-- start DATASET EXCERPTS --
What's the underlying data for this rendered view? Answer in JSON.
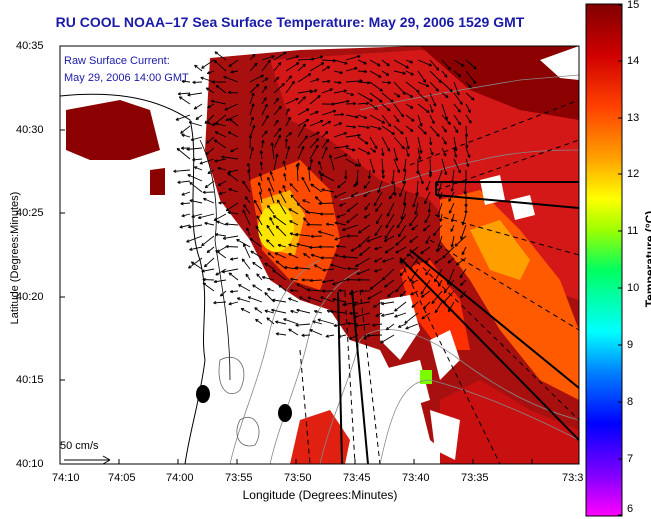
{
  "title": "RU COOL  NOAA–17  Sea Surface Temperature:  May 29, 2006 1529 GMT",
  "overlay": {
    "line1": "Raw Surface Current:",
    "line2": "May 29, 2006 14:00 GMT"
  },
  "scale_label": "50 cm/s",
  "axes": {
    "xlabel": "Longitude (Degrees:Minutes)",
    "ylabel": "Latitude (Degrees:Minutes)",
    "xticks": [
      "74:10",
      "74:05",
      "74:00",
      "73:55",
      "73:50",
      "73:45",
      "73:40",
      "73:35",
      "73:3"
    ],
    "yticks": [
      "40:35",
      "40:30",
      "40:25",
      "40:20",
      "40:15",
      "40:10"
    ]
  },
  "colorbar": {
    "label": "Temperature (°C)",
    "ticks": [
      "15",
      "14",
      "13",
      "12",
      "11",
      "10",
      "9",
      "8",
      "7",
      "6"
    ],
    "min": 6,
    "max": 15,
    "stops": [
      "#ff00ff",
      "#7f00ff",
      "#0000ff",
      "#0080ff",
      "#00ffff",
      "#00ff80",
      "#80ff00",
      "#ffff00",
      "#ffa500",
      "#ff5000",
      "#d00000",
      "#800000"
    ]
  },
  "colors": {
    "title": "#1a1aa8",
    "sst_warm": "#8b0000",
    "sst_hot": "#d01010",
    "sst_mid": "#ff6a00",
    "sst_cool": "#ffd000"
  }
}
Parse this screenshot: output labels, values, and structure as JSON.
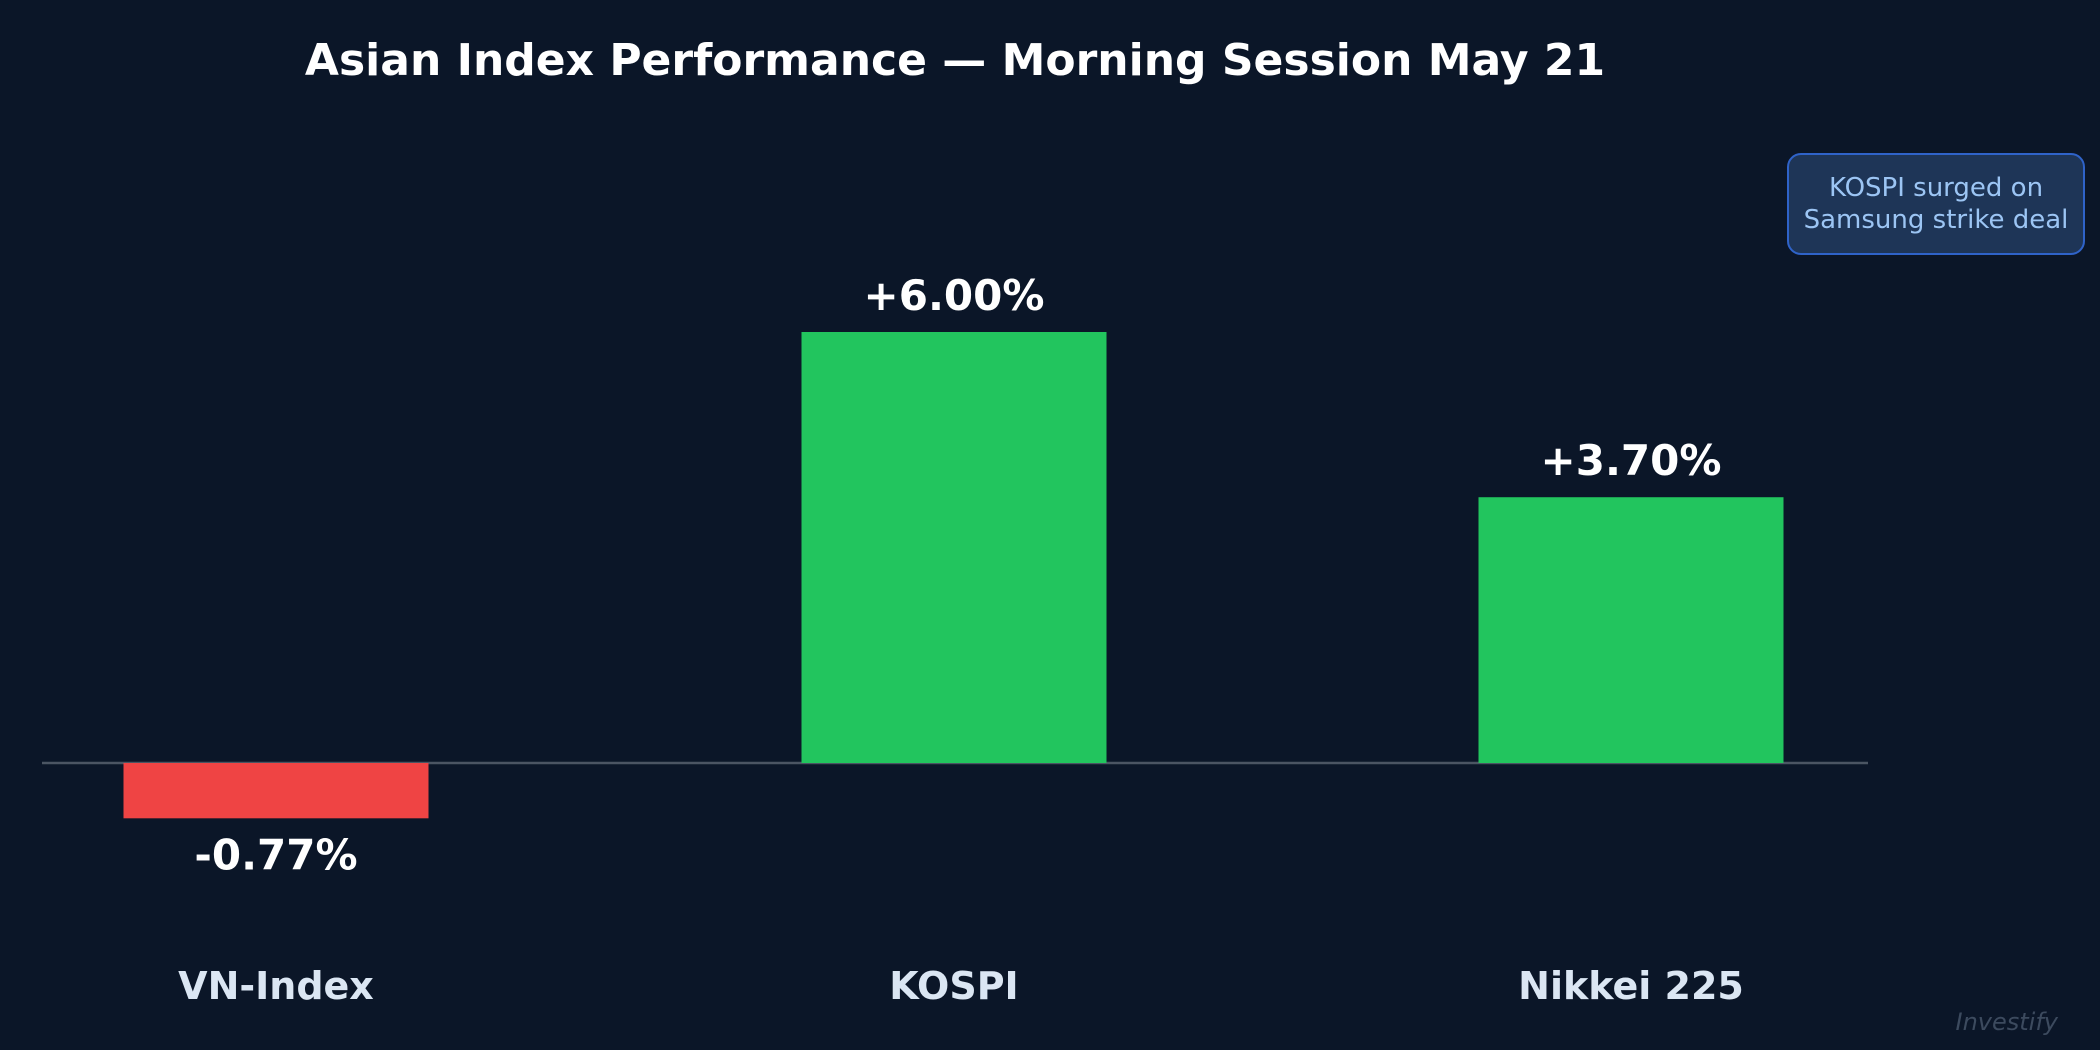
{
  "chart_data": {
    "type": "bar",
    "title": "Asian Index Performance — Morning Session May 21",
    "categories": [
      "VN-Index",
      "KOSPI",
      "Nikkei 225"
    ],
    "values": [
      -0.77,
      6.0,
      3.7
    ],
    "value_labels": [
      "-0.77%",
      "+6.00%",
      "+3.70%"
    ],
    "unit": "%",
    "ylim": [
      -0.77,
      6.0
    ],
    "colors": {
      "positive": "#22c55e",
      "negative": "#ef4444",
      "baseline": "#4b5563",
      "background": "#0b1628"
    },
    "grid": false,
    "legend": "none",
    "annotation": {
      "lines": [
        "KOSPI surged on",
        "Samsung strike deal"
      ]
    }
  },
  "watermark": "Investify"
}
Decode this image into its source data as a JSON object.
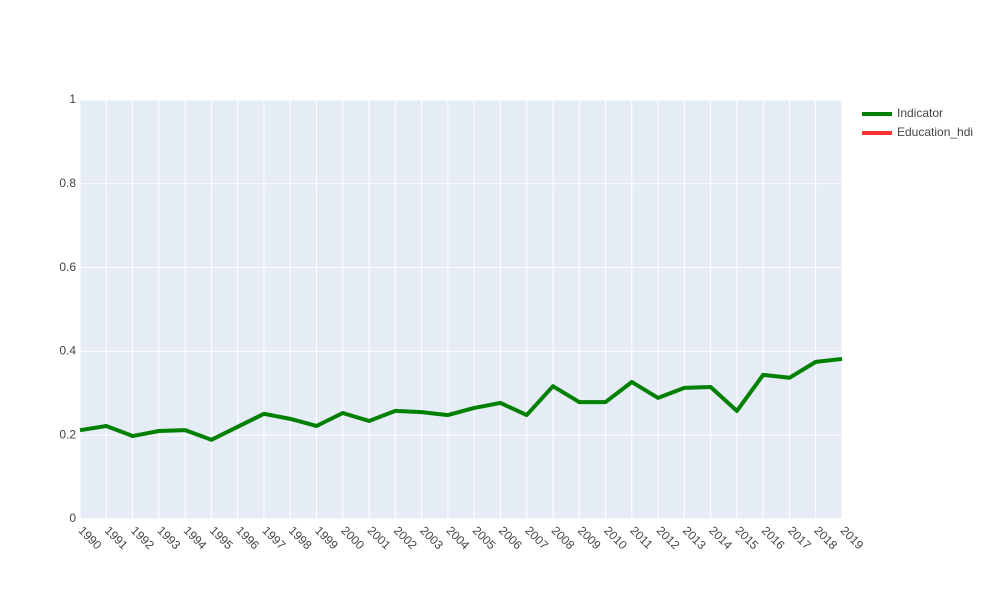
{
  "chart_data": {
    "type": "line",
    "x": [
      1990,
      1991,
      1992,
      1993,
      1994,
      1995,
      1996,
      1997,
      1998,
      1999,
      2000,
      2001,
      2002,
      2003,
      2004,
      2005,
      2006,
      2007,
      2008,
      2009,
      2010,
      2011,
      2012,
      2013,
      2014,
      2015,
      2016,
      2017,
      2018,
      2019
    ],
    "series": [
      {
        "name": "Indicator",
        "color": "#008000",
        "values": [
          0.212,
          0.222,
          0.198,
          0.21,
          0.212,
          0.189,
          0.22,
          0.251,
          0.239,
          0.222,
          0.253,
          0.234,
          0.258,
          0.255,
          0.248,
          0.265,
          0.277,
          0.248,
          0.317,
          0.279,
          0.279,
          0.327,
          0.289,
          0.313,
          0.315,
          0.258,
          0.344,
          0.337,
          0.375,
          0.382
        ]
      },
      {
        "name": "Education_hdi",
        "color": "#ff3333",
        "values": [
          null,
          null,
          null,
          null,
          null,
          null,
          null,
          null,
          null,
          null,
          null,
          null,
          null,
          null,
          null,
          null,
          null,
          null,
          null,
          null,
          null,
          null,
          null,
          null,
          null,
          null,
          null,
          null,
          null,
          null
        ]
      }
    ],
    "xlim": [
      1990,
      2019
    ],
    "xticks": [
      1990,
      1991,
      1992,
      1993,
      1994,
      1995,
      1996,
      1997,
      1998,
      1999,
      2000,
      2001,
      2002,
      2003,
      2004,
      2005,
      2006,
      2007,
      2008,
      2009,
      2010,
      2011,
      2012,
      2013,
      2014,
      2015,
      2016,
      2017,
      2018,
      2019
    ],
    "ylim": [
      0,
      1
    ],
    "yticks": [
      0,
      0.2,
      0.4,
      0.6,
      0.8,
      1
    ],
    "grid": true,
    "legend": "right"
  }
}
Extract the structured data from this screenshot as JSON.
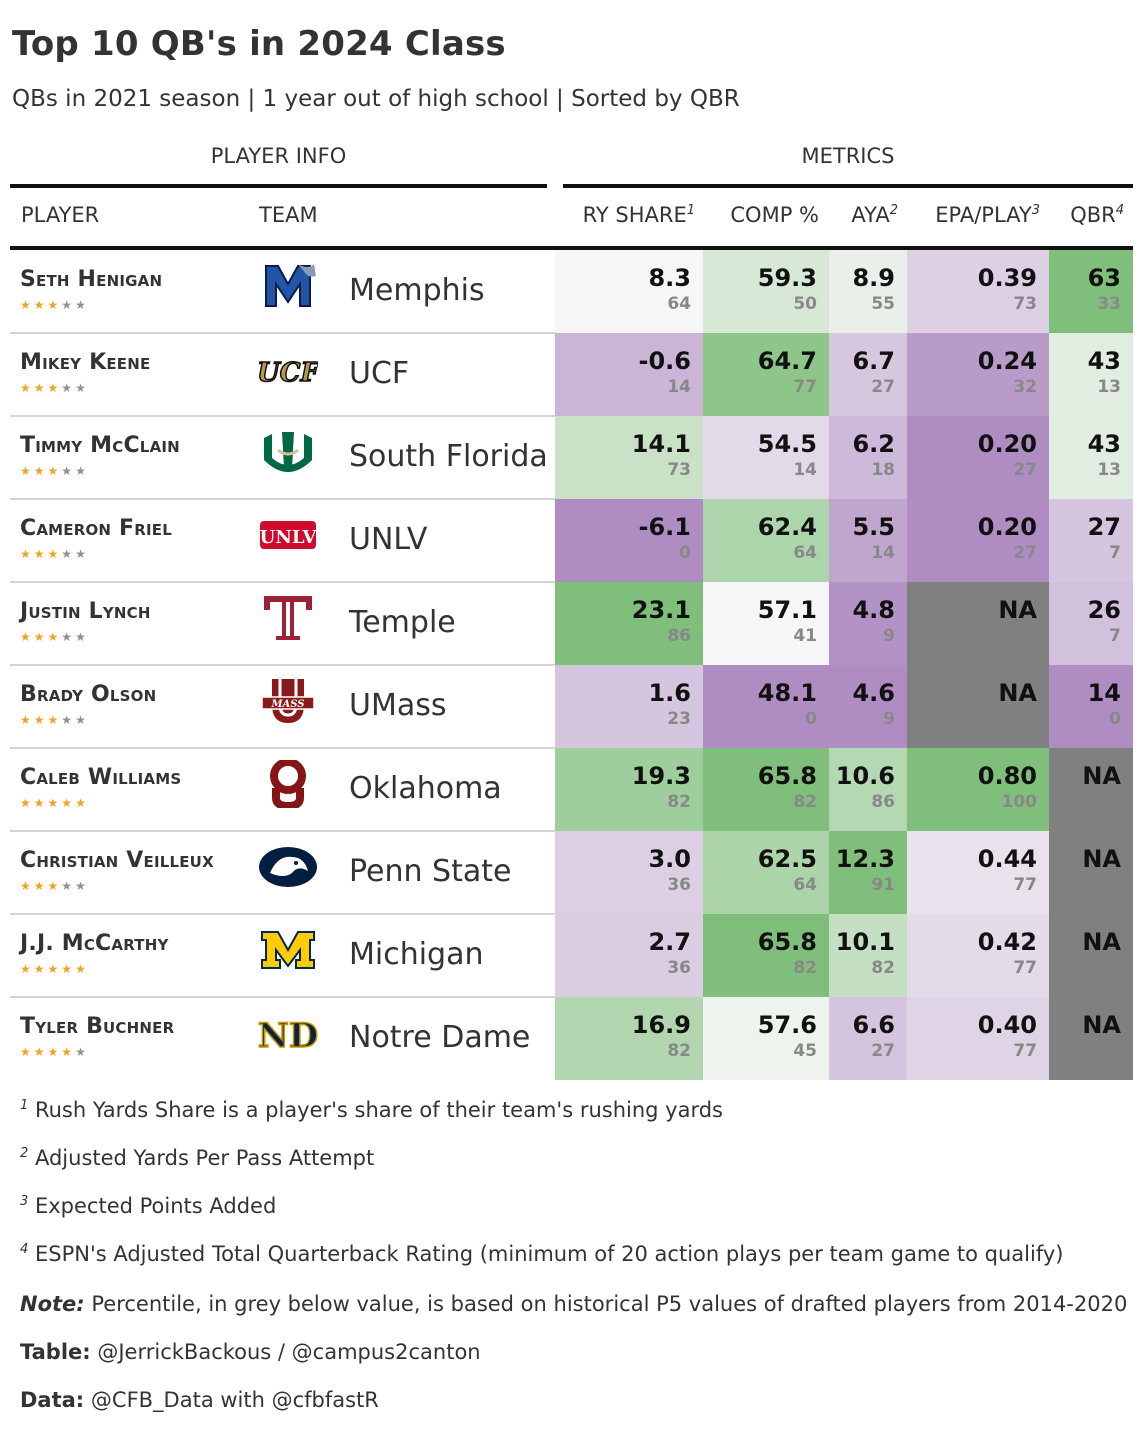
-- end DATASET EXCERPTS --
#### [EXERCISE BRIEF]
Where a line holds the string "Minutes", copy that line.

#### [SOLUTION FOR THIS PROBLEM]
    "xlabel": "Longitude (Degrees:Minutes)",
    "ylabel": "Latitude (Degrees:Minutes)",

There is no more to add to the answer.